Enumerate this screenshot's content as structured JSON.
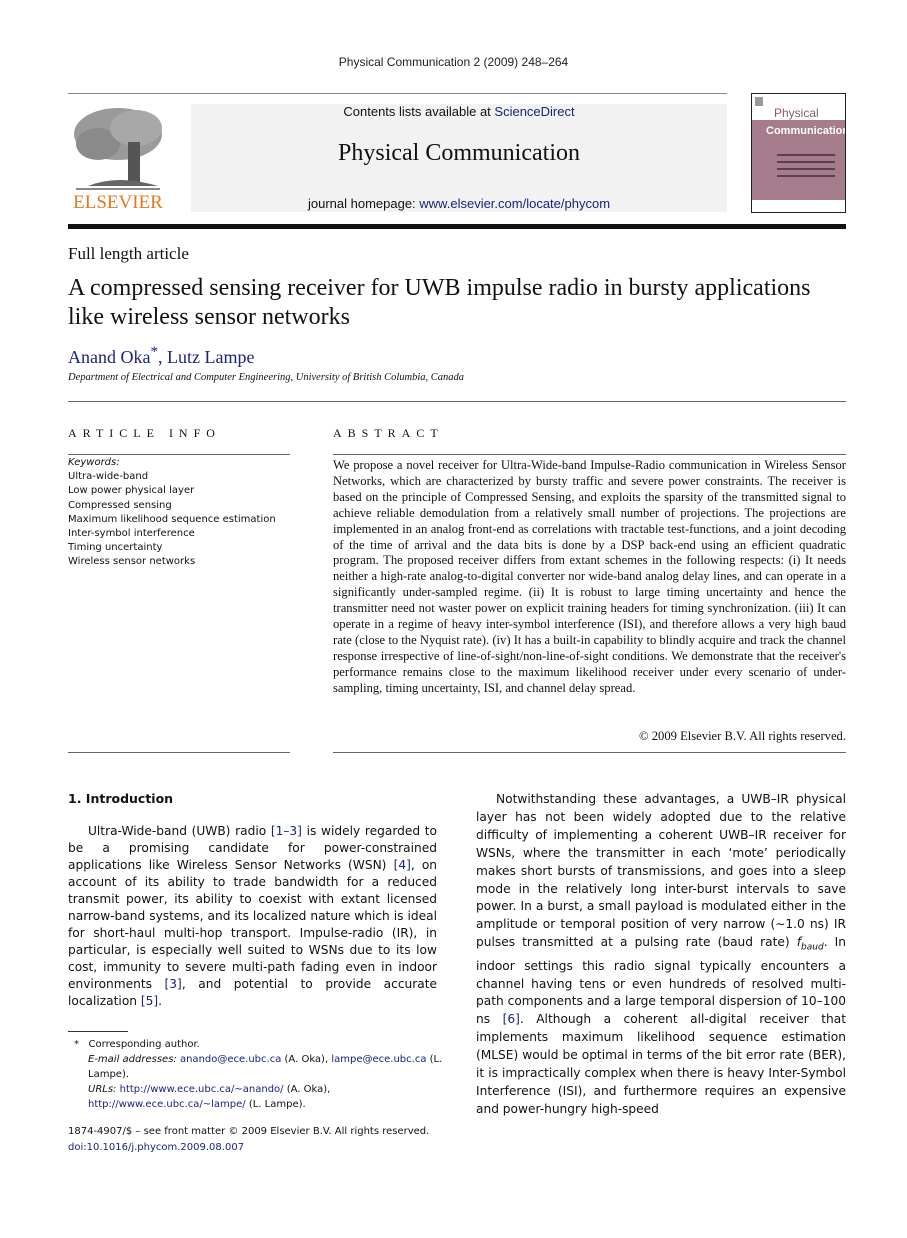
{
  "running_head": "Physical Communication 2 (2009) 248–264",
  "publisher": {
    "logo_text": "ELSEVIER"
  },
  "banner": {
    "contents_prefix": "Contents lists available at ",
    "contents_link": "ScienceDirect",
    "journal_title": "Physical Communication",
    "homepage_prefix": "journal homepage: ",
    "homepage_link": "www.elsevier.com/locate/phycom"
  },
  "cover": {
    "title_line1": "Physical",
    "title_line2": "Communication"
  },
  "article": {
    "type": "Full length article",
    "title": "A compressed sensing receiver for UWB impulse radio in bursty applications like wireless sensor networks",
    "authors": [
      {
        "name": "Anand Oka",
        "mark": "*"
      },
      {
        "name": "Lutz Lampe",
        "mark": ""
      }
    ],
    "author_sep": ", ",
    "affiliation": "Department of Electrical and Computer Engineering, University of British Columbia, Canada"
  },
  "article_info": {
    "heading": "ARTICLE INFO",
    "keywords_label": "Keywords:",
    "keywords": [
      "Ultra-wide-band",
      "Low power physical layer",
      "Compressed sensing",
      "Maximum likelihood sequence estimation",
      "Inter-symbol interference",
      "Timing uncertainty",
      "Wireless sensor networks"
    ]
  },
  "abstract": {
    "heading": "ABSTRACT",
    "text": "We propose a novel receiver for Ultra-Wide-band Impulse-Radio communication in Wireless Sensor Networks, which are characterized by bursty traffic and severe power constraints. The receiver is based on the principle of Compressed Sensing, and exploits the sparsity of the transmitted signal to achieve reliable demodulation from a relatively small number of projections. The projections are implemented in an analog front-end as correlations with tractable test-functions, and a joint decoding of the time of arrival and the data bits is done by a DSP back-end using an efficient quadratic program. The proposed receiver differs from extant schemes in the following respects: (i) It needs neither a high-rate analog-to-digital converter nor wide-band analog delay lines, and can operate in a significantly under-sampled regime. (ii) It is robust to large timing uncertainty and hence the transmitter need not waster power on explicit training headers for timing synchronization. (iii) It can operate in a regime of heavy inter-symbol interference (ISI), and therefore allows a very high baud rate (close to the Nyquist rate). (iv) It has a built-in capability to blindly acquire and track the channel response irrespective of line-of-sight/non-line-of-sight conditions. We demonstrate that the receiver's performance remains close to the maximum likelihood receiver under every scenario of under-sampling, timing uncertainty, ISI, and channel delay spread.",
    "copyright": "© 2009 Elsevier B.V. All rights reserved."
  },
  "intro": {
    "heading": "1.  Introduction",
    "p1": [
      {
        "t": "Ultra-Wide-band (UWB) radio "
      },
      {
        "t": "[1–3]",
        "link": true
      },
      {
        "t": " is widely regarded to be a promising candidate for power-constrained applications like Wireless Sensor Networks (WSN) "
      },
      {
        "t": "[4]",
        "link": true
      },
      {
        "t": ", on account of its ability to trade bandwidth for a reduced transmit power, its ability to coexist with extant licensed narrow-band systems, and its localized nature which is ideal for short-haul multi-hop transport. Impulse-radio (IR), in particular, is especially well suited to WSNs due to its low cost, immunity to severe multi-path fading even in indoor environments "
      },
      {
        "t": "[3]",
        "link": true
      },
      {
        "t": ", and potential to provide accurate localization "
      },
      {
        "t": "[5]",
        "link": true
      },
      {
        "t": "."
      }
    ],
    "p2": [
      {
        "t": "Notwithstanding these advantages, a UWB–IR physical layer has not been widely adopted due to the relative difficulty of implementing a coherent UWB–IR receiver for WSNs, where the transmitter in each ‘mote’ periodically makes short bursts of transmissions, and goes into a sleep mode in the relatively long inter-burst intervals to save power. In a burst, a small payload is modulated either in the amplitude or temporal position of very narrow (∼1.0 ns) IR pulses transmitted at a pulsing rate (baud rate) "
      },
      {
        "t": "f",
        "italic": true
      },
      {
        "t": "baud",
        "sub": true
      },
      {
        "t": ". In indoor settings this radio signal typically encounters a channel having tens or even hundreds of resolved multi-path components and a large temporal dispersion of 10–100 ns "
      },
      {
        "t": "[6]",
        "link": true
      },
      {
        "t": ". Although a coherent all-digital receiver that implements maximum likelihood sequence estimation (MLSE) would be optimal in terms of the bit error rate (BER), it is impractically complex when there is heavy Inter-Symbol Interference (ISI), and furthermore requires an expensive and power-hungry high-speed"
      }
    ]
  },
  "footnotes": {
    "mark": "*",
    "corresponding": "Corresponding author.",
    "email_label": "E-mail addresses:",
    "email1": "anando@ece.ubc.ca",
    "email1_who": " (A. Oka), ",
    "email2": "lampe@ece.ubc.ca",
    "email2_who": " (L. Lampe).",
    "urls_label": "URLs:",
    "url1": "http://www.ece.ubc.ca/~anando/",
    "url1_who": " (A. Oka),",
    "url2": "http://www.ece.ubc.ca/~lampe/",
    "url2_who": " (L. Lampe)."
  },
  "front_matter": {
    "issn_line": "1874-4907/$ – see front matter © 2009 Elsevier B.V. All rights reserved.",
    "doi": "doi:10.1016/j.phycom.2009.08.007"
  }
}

* * *

# What to do
The data above needs to be retyped exactly, with the images left out.

# Exercise response
Enumerate this screenshot's content as structured JSON.
{
  "running_head": "Physical Communication 2 (2009) 248–264",
  "publisher": {
    "logo_text": "ELSEVIER"
  },
  "banner": {
    "contents_prefix": "Contents lists available at ",
    "contents_link": "ScienceDirect",
    "journal_title": "Physical Communication",
    "homepage_prefix": "journal homepage: ",
    "homepage_link": "www.elsevier.com/locate/phycom"
  },
  "cover": {
    "title_line1": "Physical",
    "title_line2": "Communication"
  },
  "article": {
    "type": "Full length article",
    "title": "A compressed sensing receiver for UWB impulse radio in bursty applications like wireless sensor networks",
    "authors": [
      {
        "name": "Anand Oka",
        "mark": "*"
      },
      {
        "name": "Lutz Lampe",
        "mark": ""
      }
    ],
    "author_sep": ", ",
    "affiliation": "Department of Electrical and Computer Engineering, University of British Columbia, Canada"
  },
  "article_info": {
    "heading": "ARTICLE INFO",
    "keywords_label": "Keywords:",
    "keywords": [
      "Ultra-wide-band",
      "Low power physical layer",
      "Compressed sensing",
      "Maximum likelihood sequence estimation",
      "Inter-symbol interference",
      "Timing uncertainty",
      "Wireless sensor networks"
    ]
  },
  "abstract": {
    "heading": "ABSTRACT",
    "text": "We propose a novel receiver for Ultra-Wide-band Impulse-Radio communication in Wireless Sensor Networks, which are characterized by bursty traffic and severe power constraints. The receiver is based on the principle of Compressed Sensing, and exploits the sparsity of the transmitted signal to achieve reliable demodulation from a relatively small number of projections. The projections are implemented in an analog front-end as correlations with tractable test-functions, and a joint decoding of the time of arrival and the data bits is done by a DSP back-end using an efficient quadratic program. The proposed receiver differs from extant schemes in the following respects: (i) It needs neither a high-rate analog-to-digital converter nor wide-band analog delay lines, and can operate in a significantly under-sampled regime. (ii) It is robust to large timing uncertainty and hence the transmitter need not waster power on explicit training headers for timing synchronization. (iii) It can operate in a regime of heavy inter-symbol interference (ISI), and therefore allows a very high baud rate (close to the Nyquist rate). (iv) It has a built-in capability to blindly acquire and track the channel response irrespective of line-of-sight/non-line-of-sight conditions. We demonstrate that the receiver's performance remains close to the maximum likelihood receiver under every scenario of under-sampling, timing uncertainty, ISI, and channel delay spread.",
    "copyright": "© 2009 Elsevier B.V. All rights reserved."
  },
  "intro": {
    "heading": "1.  Introduction",
    "p1": [
      {
        "t": "Ultra-Wide-band (UWB) radio "
      },
      {
        "t": "[1–3]",
        "link": true
      },
      {
        "t": " is widely regarded to be a promising candidate for power-constrained applications like Wireless Sensor Networks (WSN) "
      },
      {
        "t": "[4]",
        "link": true
      },
      {
        "t": ", on account of its ability to trade bandwidth for a reduced transmit power, its ability to coexist with extant licensed narrow-band systems, and its localized nature which is ideal for short-haul multi-hop transport. Impulse-radio (IR), in particular, is especially well suited to WSNs due to its low cost, immunity to severe multi-path fading even in indoor environments "
      },
      {
        "t": "[3]",
        "link": true
      },
      {
        "t": ", and potential to provide accurate localization "
      },
      {
        "t": "[5]",
        "link": true
      },
      {
        "t": "."
      }
    ],
    "p2": [
      {
        "t": "Notwithstanding these advantages, a UWB–IR physical layer has not been widely adopted due to the relative difficulty of implementing a coherent UWB–IR receiver for WSNs, where the transmitter in each ‘mote’ periodically makes short bursts of transmissions, and goes into a sleep mode in the relatively long inter-burst intervals to save power. In a burst, a small payload is modulated either in the amplitude or temporal position of very narrow (∼1.0 ns) IR pulses transmitted at a pulsing rate (baud rate) "
      },
      {
        "t": "f",
        "italic": true
      },
      {
        "t": "baud",
        "sub": true
      },
      {
        "t": ". In indoor settings this radio signal typically encounters a channel having tens or even hundreds of resolved multi-path components and a large temporal dispersion of 10–100 ns "
      },
      {
        "t": "[6]",
        "link": true
      },
      {
        "t": ". Although a coherent all-digital receiver that implements maximum likelihood sequence estimation (MLSE) would be optimal in terms of the bit error rate (BER), it is impractically complex when there is heavy Inter-Symbol Interference (ISI), and furthermore requires an expensive and power-hungry high-speed"
      }
    ]
  },
  "footnotes": {
    "mark": "*",
    "corresponding": "Corresponding author.",
    "email_label": "E-mail addresses:",
    "email1": "anando@ece.ubc.ca",
    "email1_who": " (A. Oka), ",
    "email2": "lampe@ece.ubc.ca",
    "email2_who": " (L. Lampe).",
    "urls_label": "URLs:",
    "url1": "http://www.ece.ubc.ca/~anando/",
    "url1_who": " (A. Oka),",
    "url2": "http://www.ece.ubc.ca/~lampe/",
    "url2_who": " (L. Lampe)."
  },
  "front_matter": {
    "issn_line": "1874-4907/$ – see front matter © 2009 Elsevier B.V. All rights reserved.",
    "doi": "doi:10.1016/j.phycom.2009.08.007"
  }
}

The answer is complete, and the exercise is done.